Express the entries from the line with "cell-r5c3[interactable]: 7 <box>139" to the line with "cell-r9c3[interactable]: 6 <box>139", both ends included, as a Markdown table with the columns Row and Entry. Give each line its own number, and leave out blank lines.

#### Provided records ####

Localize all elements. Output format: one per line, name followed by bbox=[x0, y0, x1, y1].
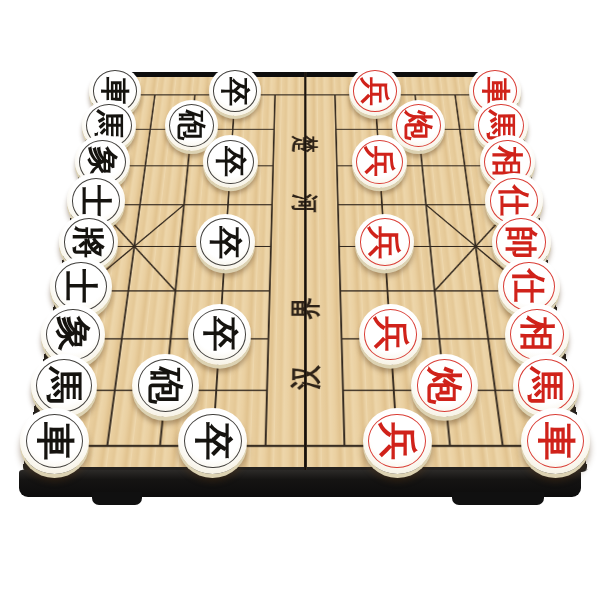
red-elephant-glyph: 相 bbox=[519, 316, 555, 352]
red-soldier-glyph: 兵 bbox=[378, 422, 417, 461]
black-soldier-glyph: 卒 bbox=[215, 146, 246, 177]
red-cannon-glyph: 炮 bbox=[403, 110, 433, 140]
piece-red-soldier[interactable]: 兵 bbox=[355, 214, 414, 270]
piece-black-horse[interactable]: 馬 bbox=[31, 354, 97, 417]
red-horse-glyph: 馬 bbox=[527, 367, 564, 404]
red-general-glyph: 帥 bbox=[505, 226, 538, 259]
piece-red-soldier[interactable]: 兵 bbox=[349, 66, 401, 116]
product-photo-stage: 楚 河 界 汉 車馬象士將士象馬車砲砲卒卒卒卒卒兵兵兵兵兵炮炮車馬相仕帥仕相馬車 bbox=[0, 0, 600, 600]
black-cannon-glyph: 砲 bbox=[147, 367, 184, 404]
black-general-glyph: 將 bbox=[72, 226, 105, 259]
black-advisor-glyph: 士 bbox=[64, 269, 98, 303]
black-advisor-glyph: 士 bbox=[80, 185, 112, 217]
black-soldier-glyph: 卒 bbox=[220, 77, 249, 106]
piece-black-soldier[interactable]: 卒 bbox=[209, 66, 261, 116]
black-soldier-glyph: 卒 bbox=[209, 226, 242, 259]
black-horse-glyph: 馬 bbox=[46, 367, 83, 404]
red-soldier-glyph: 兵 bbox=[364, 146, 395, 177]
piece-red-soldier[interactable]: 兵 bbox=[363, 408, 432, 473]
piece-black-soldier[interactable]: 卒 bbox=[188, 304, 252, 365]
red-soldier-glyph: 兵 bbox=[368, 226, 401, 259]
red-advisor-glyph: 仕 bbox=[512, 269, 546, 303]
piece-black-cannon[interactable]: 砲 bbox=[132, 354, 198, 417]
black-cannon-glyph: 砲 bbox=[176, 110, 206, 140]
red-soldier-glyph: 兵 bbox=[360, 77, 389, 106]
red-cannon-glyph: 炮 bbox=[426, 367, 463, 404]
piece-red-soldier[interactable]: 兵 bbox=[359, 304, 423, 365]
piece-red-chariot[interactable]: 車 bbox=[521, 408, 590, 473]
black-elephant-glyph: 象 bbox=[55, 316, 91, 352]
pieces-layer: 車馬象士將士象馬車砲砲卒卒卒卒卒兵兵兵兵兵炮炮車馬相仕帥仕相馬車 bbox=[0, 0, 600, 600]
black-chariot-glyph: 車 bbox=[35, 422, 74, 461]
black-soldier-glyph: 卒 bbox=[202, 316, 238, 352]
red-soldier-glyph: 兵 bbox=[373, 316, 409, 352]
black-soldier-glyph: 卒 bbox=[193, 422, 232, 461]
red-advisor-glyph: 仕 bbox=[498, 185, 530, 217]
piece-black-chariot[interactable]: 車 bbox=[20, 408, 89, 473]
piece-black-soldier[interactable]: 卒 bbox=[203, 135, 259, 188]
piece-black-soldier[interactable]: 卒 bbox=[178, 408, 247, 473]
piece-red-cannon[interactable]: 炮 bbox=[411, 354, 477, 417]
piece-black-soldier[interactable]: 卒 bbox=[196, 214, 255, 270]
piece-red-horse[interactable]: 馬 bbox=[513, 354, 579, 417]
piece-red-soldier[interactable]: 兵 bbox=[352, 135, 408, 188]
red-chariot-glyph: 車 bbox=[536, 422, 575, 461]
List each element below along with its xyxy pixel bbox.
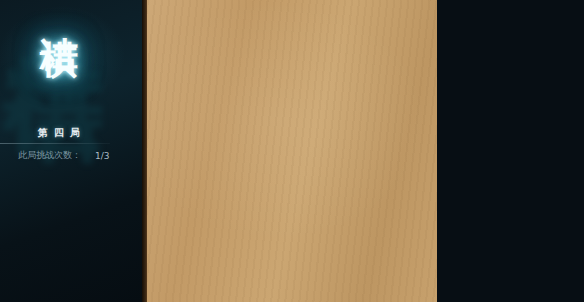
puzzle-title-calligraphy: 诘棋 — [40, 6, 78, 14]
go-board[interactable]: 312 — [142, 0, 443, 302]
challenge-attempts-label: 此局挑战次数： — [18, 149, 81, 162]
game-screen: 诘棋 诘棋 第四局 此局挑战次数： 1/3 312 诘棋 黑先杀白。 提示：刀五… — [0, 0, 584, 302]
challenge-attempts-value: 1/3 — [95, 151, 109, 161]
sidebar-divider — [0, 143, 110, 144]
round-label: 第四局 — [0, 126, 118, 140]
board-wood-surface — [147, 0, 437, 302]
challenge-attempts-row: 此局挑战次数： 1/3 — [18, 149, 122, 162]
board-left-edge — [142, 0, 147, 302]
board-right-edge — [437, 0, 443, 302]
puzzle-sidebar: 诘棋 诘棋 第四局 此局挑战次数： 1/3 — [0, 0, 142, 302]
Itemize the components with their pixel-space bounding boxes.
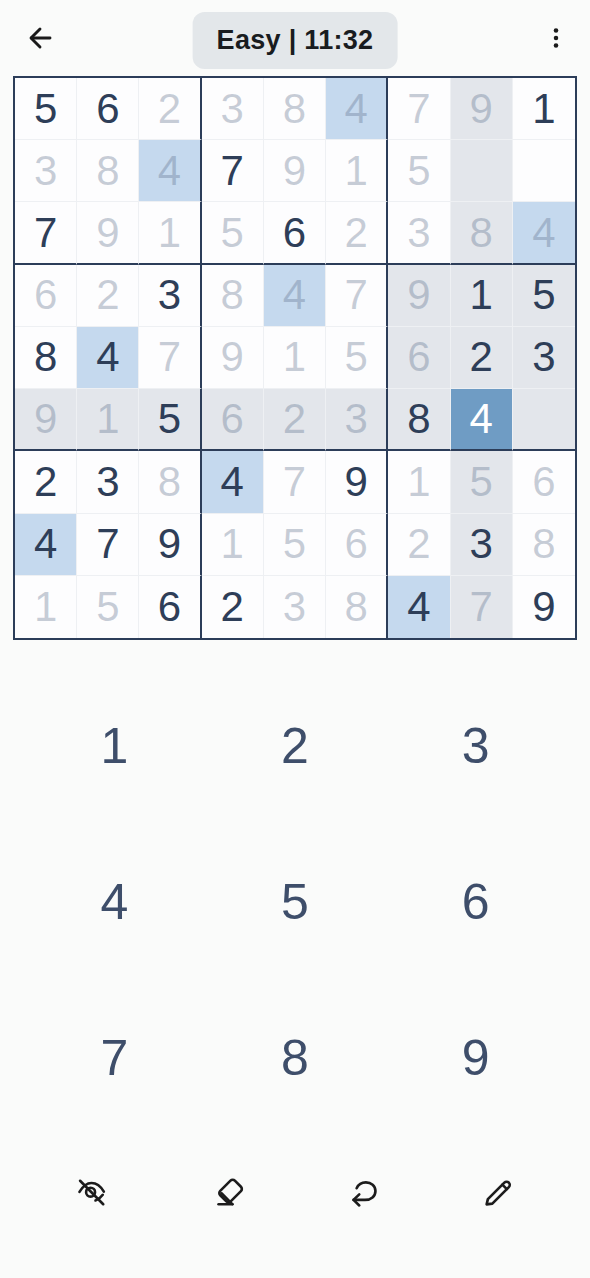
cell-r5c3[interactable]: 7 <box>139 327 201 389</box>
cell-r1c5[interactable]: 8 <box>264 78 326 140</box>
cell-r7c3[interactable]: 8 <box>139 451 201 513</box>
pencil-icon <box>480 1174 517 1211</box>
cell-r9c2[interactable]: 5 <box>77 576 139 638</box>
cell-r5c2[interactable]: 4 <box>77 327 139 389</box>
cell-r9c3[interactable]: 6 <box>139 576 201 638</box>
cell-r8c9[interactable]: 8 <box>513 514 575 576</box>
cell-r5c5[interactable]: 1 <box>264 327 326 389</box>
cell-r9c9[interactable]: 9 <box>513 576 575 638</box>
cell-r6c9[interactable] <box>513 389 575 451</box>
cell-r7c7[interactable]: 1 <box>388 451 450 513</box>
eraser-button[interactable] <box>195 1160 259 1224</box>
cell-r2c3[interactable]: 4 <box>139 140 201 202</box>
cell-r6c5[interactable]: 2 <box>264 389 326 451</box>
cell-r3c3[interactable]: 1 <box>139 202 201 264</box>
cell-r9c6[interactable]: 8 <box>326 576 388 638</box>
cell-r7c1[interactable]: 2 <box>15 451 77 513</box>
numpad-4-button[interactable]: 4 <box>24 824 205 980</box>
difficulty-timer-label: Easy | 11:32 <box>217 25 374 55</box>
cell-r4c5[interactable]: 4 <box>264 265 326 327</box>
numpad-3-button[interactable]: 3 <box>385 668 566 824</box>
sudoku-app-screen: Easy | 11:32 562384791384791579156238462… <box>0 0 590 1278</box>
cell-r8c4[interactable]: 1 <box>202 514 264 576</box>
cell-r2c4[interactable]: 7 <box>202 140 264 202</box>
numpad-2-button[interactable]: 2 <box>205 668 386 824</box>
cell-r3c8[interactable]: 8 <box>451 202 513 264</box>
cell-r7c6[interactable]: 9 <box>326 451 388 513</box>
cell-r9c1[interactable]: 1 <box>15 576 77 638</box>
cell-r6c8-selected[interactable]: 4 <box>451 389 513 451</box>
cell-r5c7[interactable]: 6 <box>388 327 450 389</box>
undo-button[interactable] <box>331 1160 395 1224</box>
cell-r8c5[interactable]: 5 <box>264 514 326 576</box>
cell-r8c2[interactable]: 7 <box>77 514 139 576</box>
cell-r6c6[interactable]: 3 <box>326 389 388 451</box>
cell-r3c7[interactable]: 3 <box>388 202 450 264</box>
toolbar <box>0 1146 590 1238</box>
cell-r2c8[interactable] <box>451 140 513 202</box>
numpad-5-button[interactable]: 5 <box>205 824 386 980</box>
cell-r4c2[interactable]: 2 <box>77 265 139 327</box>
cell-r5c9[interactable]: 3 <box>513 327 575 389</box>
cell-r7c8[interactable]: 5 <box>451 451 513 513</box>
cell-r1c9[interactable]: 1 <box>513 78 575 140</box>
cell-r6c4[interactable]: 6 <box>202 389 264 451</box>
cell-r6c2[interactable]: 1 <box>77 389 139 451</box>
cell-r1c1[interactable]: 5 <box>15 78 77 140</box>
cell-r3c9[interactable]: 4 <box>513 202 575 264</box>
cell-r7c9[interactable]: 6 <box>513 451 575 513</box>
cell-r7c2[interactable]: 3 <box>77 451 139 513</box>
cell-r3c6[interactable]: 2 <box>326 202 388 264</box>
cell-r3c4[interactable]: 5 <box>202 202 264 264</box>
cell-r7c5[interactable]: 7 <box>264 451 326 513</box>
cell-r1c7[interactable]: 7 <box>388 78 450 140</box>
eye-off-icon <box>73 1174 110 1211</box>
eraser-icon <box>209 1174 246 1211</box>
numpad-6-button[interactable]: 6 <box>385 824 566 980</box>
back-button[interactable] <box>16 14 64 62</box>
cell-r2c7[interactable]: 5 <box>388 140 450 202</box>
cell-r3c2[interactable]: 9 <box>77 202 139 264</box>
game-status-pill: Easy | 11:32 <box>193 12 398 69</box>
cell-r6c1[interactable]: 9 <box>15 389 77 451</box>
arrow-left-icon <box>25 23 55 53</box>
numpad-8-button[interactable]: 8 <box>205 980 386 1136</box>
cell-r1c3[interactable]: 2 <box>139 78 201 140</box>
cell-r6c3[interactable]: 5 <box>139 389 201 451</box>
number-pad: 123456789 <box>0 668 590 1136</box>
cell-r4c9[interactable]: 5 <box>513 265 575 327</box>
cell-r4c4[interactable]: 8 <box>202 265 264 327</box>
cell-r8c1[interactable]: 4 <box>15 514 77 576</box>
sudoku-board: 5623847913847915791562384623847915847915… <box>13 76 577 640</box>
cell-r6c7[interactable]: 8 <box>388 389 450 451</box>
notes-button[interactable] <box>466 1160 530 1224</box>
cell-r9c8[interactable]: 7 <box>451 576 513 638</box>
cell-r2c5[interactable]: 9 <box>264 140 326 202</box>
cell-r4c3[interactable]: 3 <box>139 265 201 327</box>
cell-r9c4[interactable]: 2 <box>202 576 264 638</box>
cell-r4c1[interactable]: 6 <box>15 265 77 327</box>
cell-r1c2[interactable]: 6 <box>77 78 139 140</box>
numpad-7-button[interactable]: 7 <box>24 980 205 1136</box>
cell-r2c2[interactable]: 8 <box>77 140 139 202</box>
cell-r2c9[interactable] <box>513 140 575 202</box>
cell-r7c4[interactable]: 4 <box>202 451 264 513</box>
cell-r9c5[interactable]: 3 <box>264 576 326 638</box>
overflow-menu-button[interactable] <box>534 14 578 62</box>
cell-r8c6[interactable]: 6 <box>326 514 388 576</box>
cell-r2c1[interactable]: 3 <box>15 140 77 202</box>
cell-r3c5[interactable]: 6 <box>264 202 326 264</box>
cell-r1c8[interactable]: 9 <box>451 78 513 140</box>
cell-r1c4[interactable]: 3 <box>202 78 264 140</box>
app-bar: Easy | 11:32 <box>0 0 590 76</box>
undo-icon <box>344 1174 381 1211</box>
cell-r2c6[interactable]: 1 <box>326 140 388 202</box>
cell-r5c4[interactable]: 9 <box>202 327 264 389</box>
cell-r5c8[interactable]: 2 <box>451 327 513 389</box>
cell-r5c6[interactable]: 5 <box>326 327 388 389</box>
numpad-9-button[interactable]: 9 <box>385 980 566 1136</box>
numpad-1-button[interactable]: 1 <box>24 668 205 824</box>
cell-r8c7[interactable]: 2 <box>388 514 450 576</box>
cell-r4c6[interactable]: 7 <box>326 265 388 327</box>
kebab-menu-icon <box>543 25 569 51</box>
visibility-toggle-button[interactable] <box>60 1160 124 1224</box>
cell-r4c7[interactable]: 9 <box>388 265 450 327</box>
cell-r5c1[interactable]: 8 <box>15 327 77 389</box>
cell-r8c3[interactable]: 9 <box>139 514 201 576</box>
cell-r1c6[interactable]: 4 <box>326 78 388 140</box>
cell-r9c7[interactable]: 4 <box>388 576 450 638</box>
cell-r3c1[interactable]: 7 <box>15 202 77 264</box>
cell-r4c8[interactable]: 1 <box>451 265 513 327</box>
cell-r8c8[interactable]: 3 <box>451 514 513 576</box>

####

→ **Result below**:
| Row | Entry |
|---|---|
| 1 | cell-r5c3[interactable]: 7 <box>139 327 201 389</box> |
| 2 | cell-r1c5[interactable]: 8 <box>264 78 326 140</box> |
| 3 | cell-r7c3[interactable]: 8 <box>139 451 201 513</box> |
| 4 | pencil-icon <box>480 1174 517 1211</box> |
| 5 | cell-r9c2[interactable]: 5 <box>77 576 139 638</box> |
| 6 | cell-r5c2[interactable]: 4 <box>77 327 139 389</box> |
| 7 | cell-r9c3[interactable]: 6 <box>139 576 201 638</box> |